- [Exercise brief] The data must be written out once more, precisely as given.
═════ Material
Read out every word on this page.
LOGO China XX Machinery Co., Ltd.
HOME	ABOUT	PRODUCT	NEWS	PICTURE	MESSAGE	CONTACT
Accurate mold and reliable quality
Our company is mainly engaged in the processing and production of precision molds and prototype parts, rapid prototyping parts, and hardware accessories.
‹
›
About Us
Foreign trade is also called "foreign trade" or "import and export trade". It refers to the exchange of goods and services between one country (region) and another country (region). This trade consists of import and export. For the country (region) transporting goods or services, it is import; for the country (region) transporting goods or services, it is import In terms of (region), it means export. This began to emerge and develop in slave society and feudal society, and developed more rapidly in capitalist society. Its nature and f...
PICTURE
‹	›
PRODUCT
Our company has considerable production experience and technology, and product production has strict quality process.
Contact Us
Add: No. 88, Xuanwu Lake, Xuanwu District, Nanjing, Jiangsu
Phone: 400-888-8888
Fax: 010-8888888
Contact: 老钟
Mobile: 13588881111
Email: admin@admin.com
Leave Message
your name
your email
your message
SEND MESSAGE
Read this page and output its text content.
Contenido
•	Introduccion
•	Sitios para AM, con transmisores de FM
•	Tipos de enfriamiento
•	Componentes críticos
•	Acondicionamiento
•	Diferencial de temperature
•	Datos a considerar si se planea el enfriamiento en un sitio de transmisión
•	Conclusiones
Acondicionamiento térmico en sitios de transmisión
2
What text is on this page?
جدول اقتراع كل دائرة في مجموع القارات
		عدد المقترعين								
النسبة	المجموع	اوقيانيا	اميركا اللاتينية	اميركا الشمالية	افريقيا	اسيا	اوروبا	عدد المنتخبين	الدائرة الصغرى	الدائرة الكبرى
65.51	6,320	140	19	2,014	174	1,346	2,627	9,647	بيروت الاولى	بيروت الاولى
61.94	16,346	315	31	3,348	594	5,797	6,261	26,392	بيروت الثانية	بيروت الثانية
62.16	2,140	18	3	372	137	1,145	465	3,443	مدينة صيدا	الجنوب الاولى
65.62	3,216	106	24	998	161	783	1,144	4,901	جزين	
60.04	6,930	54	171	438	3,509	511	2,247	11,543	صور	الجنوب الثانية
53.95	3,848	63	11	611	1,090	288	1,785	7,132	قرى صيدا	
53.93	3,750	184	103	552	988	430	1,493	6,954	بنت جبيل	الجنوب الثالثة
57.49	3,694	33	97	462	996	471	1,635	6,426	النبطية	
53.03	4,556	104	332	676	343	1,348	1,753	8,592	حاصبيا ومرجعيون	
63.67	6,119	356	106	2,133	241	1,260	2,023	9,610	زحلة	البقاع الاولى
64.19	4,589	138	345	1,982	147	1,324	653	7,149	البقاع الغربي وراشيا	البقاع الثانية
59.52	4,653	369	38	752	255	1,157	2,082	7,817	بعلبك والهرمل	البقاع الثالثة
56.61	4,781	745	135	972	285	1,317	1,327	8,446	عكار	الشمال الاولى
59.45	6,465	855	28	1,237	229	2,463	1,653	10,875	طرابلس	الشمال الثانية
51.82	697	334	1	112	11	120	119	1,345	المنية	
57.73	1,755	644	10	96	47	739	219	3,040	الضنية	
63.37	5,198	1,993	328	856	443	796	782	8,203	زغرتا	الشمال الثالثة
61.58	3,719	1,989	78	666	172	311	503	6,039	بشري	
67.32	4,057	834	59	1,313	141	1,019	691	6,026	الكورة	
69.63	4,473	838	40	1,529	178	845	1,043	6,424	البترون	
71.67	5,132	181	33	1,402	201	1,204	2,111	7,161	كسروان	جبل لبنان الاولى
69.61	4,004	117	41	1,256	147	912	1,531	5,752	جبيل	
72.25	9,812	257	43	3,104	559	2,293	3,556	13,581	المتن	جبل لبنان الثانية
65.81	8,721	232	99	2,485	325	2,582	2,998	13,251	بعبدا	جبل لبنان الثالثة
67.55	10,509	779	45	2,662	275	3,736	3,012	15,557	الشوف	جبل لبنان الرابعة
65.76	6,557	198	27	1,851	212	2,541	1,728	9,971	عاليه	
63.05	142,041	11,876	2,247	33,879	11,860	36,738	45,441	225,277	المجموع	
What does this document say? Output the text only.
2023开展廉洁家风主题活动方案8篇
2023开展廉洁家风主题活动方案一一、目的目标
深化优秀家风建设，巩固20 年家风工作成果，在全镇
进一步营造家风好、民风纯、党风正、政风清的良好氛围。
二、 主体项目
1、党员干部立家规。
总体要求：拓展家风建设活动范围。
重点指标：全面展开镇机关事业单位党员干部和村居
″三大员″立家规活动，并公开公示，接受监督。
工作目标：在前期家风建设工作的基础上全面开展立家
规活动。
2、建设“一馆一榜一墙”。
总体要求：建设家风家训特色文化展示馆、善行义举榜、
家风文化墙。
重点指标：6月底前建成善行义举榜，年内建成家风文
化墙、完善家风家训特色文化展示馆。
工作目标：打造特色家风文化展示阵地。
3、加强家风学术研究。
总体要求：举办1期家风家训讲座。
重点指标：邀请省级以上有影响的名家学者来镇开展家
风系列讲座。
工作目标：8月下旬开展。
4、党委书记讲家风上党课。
══════════
- [Expected answer]
Read out every word on this page.
LOGO China XX Machinery Co., Ltd.
HOME	ABOUT	PRODUCT	NEWS	PICTURE	MESSAGE	CONTACT
Accurate mold and reliable quality
Our company is mainly engaged in the processing and production of precision molds and prototype parts, rapid prototyping parts, and hardware accessories.
‹
›
About Us
Foreign trade is also called "foreign trade" or "import and export trade". It refers to the exchange of goods and services between one country (region) and another country (region). This trade consists of import and export. For the country (region) transporting goods or services, it is import; for the country (region) transporting goods or services, it is import In terms of (region), it means export. This began to emerge and develop in slave society and feudal society, and developed more rapidly in capitalist society. Its nature and f...
PICTURE
‹	›
PRODUCT
Our company has considerable production experience and technology, and product production has strict quality process.
Contact Us
Add: No. 88, Xuanwu Lake, Xuanwu District, Nanjing, Jiangsu
Phone: 400-888-8888
Fax: 010-8888888
Contact: 老钟
Mobile: 13588881111
Email: admin@admin.com
Leave Message
your name
your email
your message
SEND MESSAGE
Read this page and output its text content.
Contenido
•	Introduccion
•	Sitios para AM, con transmisores de FM
•	Tipos de enfriamiento
•	Componentes críticos
•	Acondicionamiento
•	Diferencial de temperature
•	Datos a considerar si se planea el enfriamiento en un sitio de transmisión
•	Conclusiones
Acondicionamiento térmico en sitios de transmisión
2
What text is on this page?
جدول اقتراع كل دائرة في مجموع القارات
		عدد المقترعين								
النسبة	المجموع	اوقيانيا	اميركا اللاتينية	اميركا الشمالية	افريقيا	اسيا	اوروبا	عدد المنتخبين	الدائرة الصغرى	الدائرة الكبرى
65.51	6,320	140	19	2,014	174	1,346	2,627	9,647	بيروت الاولى	بيروت الاولى
61.94	16,346	315	31	3,348	594	5,797	6,261	26,392	بيروت الثانية	بيروت الثانية
62.16	2,140	18	3	372	137	1,145	465	3,443	مدينة صيدا	الجنوب الاولى
65.62	3,216	106	24	998	161	783	1,144	4,901	جزين	
60.04	6,930	54	171	438	3,509	511	2,247	11,543	صور	الجنوب الثانية
53.95	3,848	63	11	611	1,090	288	1,785	7,132	قرى صيدا	
53.93	3,750	184	103	552	988	430	1,493	6,954	بنت جبيل	الجنوب الثالثة
57.49	3,694	33	97	462	996	471	1,635	6,426	النبطية	
53.03	4,556	104	332	676	343	1,348	1,753	8,592	حاصبيا ومرجعيون	
63.67	6,119	356	106	2,133	241	1,260	2,023	9,610	زحلة	البقاع الاولى
64.19	4,589	138	345	1,982	147	1,324	653	7,149	البقاع الغربي وراشيا	البقاع الثانية
59.52	4,653	369	38	752	255	1,157	2,082	7,817	بعلبك والهرمل	البقاع الثالثة
56.61	4,781	745	135	972	285	1,317	1,327	8,446	عكار	الشمال الاولى
59.45	6,465	855	28	1,237	229	2,463	1,653	10,875	طرابلس	الشمال الثانية
51.82	697	334	1	112	11	120	119	1,345	المنية	
57.73	1,755	644	10	96	47	739	219	3,040	الضنية	
63.37	5,198	1,993	328	856	443	796	782	8,203	زغرتا	الشمال الثالثة
61.58	3,719	1,989	78	666	172	311	503	6,039	بشري	
67.32	4,057	834	59	1,313	141	1,019	691	6,026	الكورة	
69.63	4,473	838	40	1,529	178	845	1,043	6,424	البترون	
71.67	5,132	181	33	1,402	201	1,204	2,111	7,161	كسروان	جبل لبنان الاولى
69.61	4,004	117	41	1,256	147	912	1,531	5,752	جبيل	
72.25	9,812	257	43	3,104	559	2,293	3,556	13,581	المتن	جبل لبنان الثانية
65.81	8,721	232	99	2,485	325	2,582	2,998	13,251	بعبدا	جبل لبنان الثالثة
67.55	10,509	779	45	2,662	275	3,736	3,012	15,557	الشوف	جبل لبنان الرابعة
65.76	6,557	198	27	1,851	212	2,541	1,728	9,971	عاليه	
63.05	142,041	11,876	2,247	33,879	11,860	36,738	45,441	225,277	المجموع	
What does this document say? Output the text only.
2023开展廉洁家风主题活动方案8篇
2023开展廉洁家风主题活动方案一一、目的目标
深化优秀家风建设，巩固20 年家风工作成果，在全镇
进一步营造家风好、民风纯、党风正、政风清的良好氛围。
二、 主体项目
1、党员干部立家规。
总体要求：拓展家风建设活动范围。
重点指标：全面展开镇机关事业单位党员干部和村居
″三大员″立家规活动，并公开公示，接受监督。
工作目标：在前期家风建设工作的基础上全面开展立家
规活动。
2、建设“一馆一榜一墙”。
总体要求：建设家风家训特色文化展示馆、善行义举榜、
家风文化墙。
重点指标：6月底前建成善行义举榜，年内建成家风文
化墙、完善家风家训特色文化展示馆。
工作目标：打造特色家风文化展示阵地。
3、加强家风学术研究。
总体要求：举办1期家风家训讲座。
重点指标：邀请省级以上有影响的名家学者来镇开展家
风系列讲座。
工作目标：8月下旬开展。
4、党委书记讲家风上党课。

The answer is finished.